(Entries from a visual dataset)
** Begin **

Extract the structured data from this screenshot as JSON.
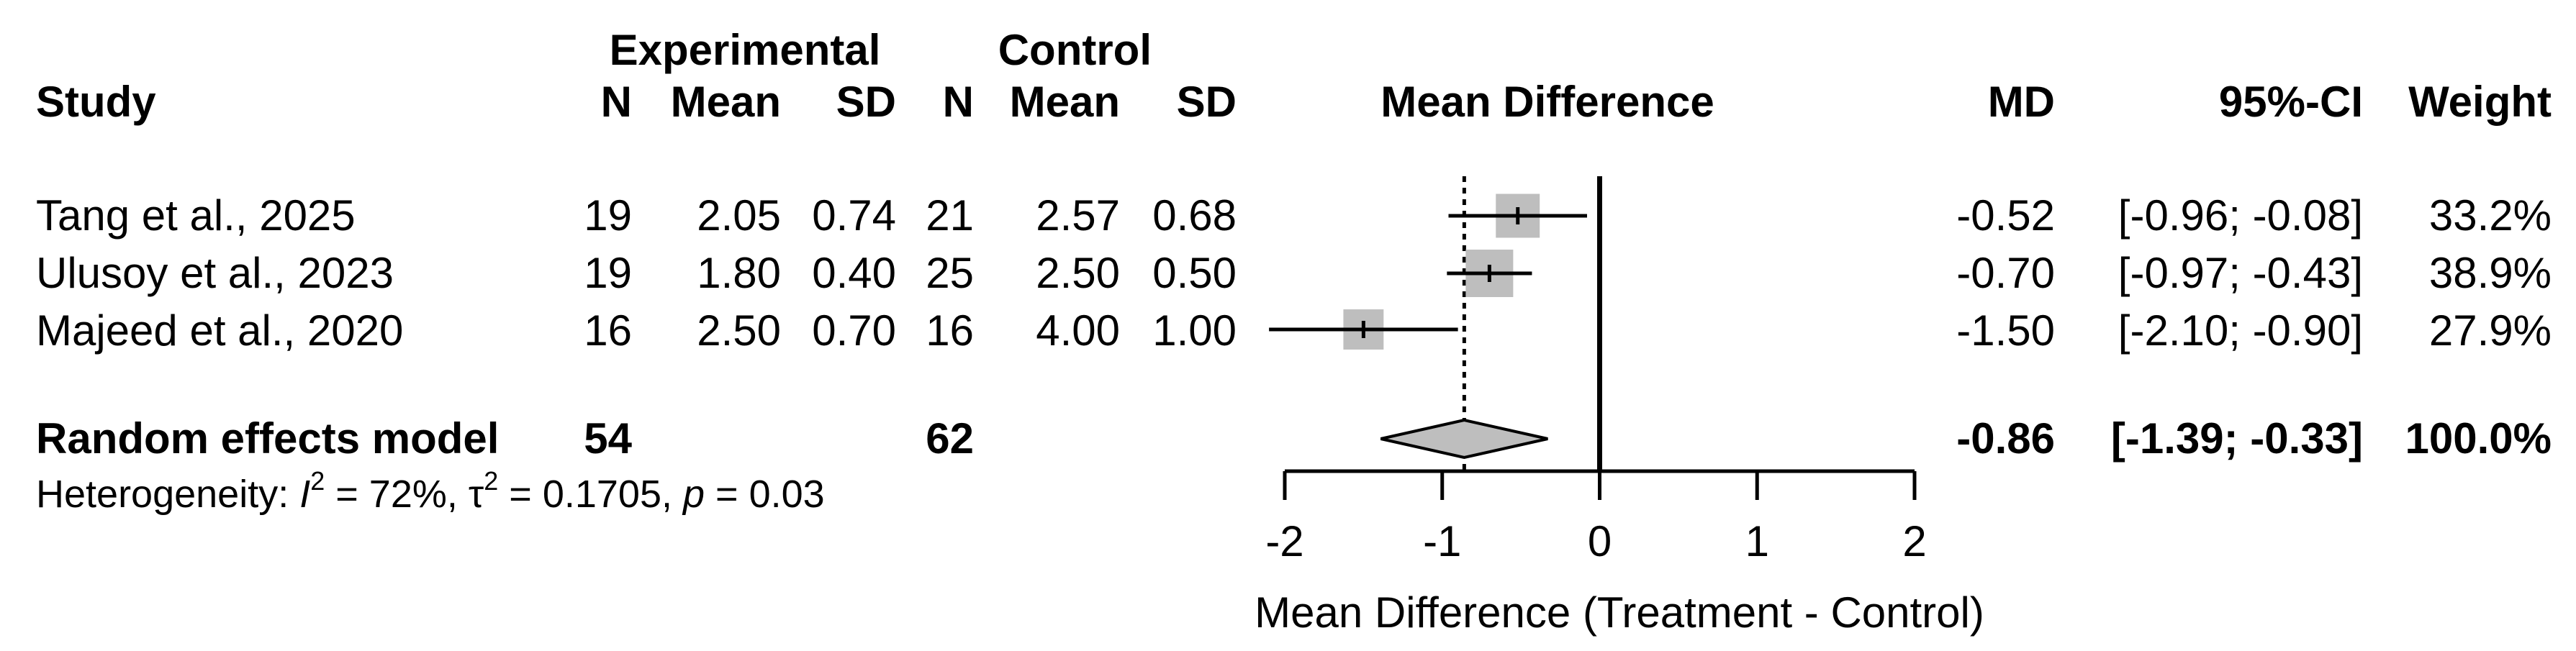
{
  "chart_data": {
    "type": "forest",
    "headers": {
      "study": "Study",
      "experimental_group": "Experimental",
      "control_group": "Control",
      "n": "N",
      "mean": "Mean",
      "sd": "SD",
      "plot_title": "Mean Difference",
      "md": "MD",
      "ci": "95%-CI",
      "weight": "Weight"
    },
    "studies": [
      {
        "name": "Tang et al., 2025",
        "n_e": "19",
        "mean_e": "2.05",
        "sd_e": "0.74",
        "n_c": "21",
        "mean_c": "2.57",
        "sd_c": "0.68",
        "md_text": "-0.52",
        "ci_text": "[-0.96; -0.08]",
        "weight_text": "33.2%",
        "md": -0.52,
        "lower": -0.96,
        "upper": -0.08,
        "weight": 33.2
      },
      {
        "name": "Ulusoy et al., 2023",
        "n_e": "19",
        "mean_e": "1.80",
        "sd_e": "0.40",
        "n_c": "25",
        "mean_c": "2.50",
        "sd_c": "0.50",
        "md_text": "-0.70",
        "ci_text": "[-0.97; -0.43]",
        "weight_text": "38.9%",
        "md": -0.7,
        "lower": -0.97,
        "upper": -0.43,
        "weight": 38.9
      },
      {
        "name": "Majeed et al., 2020",
        "n_e": "16",
        "mean_e": "2.50",
        "sd_e": "0.70",
        "n_c": "16",
        "mean_c": "4.00",
        "sd_c": "1.00",
        "md_text": "-1.50",
        "ci_text": "[-2.10; -0.90]",
        "weight_text": "27.9%",
        "md": -1.5,
        "lower": -2.1,
        "upper": -0.9,
        "weight": 27.9
      }
    ],
    "pooled": {
      "label": "Random effects model",
      "n_e": "54",
      "n_c": "62",
      "md_text": "-0.86",
      "ci_text": "[-1.39; -0.33]",
      "weight_text": "100.0%",
      "md": -0.86,
      "lower": -1.39,
      "upper": -0.33
    },
    "heterogeneity": {
      "prefix": "Heterogeneity: ",
      "i2_sym": "I",
      "i2_val": " = 72%, ",
      "tau_sym": "τ",
      "tau_val": " = 0.1705, ",
      "p_sym": "p",
      "p_val": " = 0.03"
    },
    "x_axis": {
      "ticks": [
        -2,
        -1,
        0,
        1,
        2
      ],
      "tick_labels": [
        "-2",
        "-1",
        "0",
        "1",
        "2"
      ],
      "range": [
        -2,
        2
      ],
      "label": "Mean Difference (Treatment - Control)"
    },
    "reference_line": 0,
    "colors": {
      "square": "#bebebe",
      "diamond": "#bebebe",
      "line": "#000000"
    }
  }
}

** End **

TASK →
Transcribe all entries above exactly. Drop the pictures.

WRITTEN ANSWER →
Extract the structured data from this screenshot as JSON.
{
  "chart_data": {
    "type": "forest",
    "headers": {
      "study": "Study",
      "experimental_group": "Experimental",
      "control_group": "Control",
      "n": "N",
      "mean": "Mean",
      "sd": "SD",
      "plot_title": "Mean Difference",
      "md": "MD",
      "ci": "95%-CI",
      "weight": "Weight"
    },
    "studies": [
      {
        "name": "Tang et al., 2025",
        "n_e": "19",
        "mean_e": "2.05",
        "sd_e": "0.74",
        "n_c": "21",
        "mean_c": "2.57",
        "sd_c": "0.68",
        "md_text": "-0.52",
        "ci_text": "[-0.96; -0.08]",
        "weight_text": "33.2%",
        "md": -0.52,
        "lower": -0.96,
        "upper": -0.08,
        "weight": 33.2
      },
      {
        "name": "Ulusoy et al., 2023",
        "n_e": "19",
        "mean_e": "1.80",
        "sd_e": "0.40",
        "n_c": "25",
        "mean_c": "2.50",
        "sd_c": "0.50",
        "md_text": "-0.70",
        "ci_text": "[-0.97; -0.43]",
        "weight_text": "38.9%",
        "md": -0.7,
        "lower": -0.97,
        "upper": -0.43,
        "weight": 38.9
      },
      {
        "name": "Majeed et al., 2020",
        "n_e": "16",
        "mean_e": "2.50",
        "sd_e": "0.70",
        "n_c": "16",
        "mean_c": "4.00",
        "sd_c": "1.00",
        "md_text": "-1.50",
        "ci_text": "[-2.10; -0.90]",
        "weight_text": "27.9%",
        "md": -1.5,
        "lower": -2.1,
        "upper": -0.9,
        "weight": 27.9
      }
    ],
    "pooled": {
      "label": "Random effects model",
      "n_e": "54",
      "n_c": "62",
      "md_text": "-0.86",
      "ci_text": "[-1.39; -0.33]",
      "weight_text": "100.0%",
      "md": -0.86,
      "lower": -1.39,
      "upper": -0.33
    },
    "heterogeneity": {
      "prefix": "Heterogeneity: ",
      "i2_sym": "I",
      "i2_val": " = 72%, ",
      "tau_sym": "τ",
      "tau_val": " = 0.1705, ",
      "p_sym": "p",
      "p_val": " = 0.03"
    },
    "x_axis": {
      "ticks": [
        -2,
        -1,
        0,
        1,
        2
      ],
      "tick_labels": [
        "-2",
        "-1",
        "0",
        "1",
        "2"
      ],
      "range": [
        -2,
        2
      ],
      "label": "Mean Difference (Treatment - Control)"
    },
    "reference_line": 0,
    "colors": {
      "square": "#bebebe",
      "diamond": "#bebebe",
      "line": "#000000"
    }
  }
}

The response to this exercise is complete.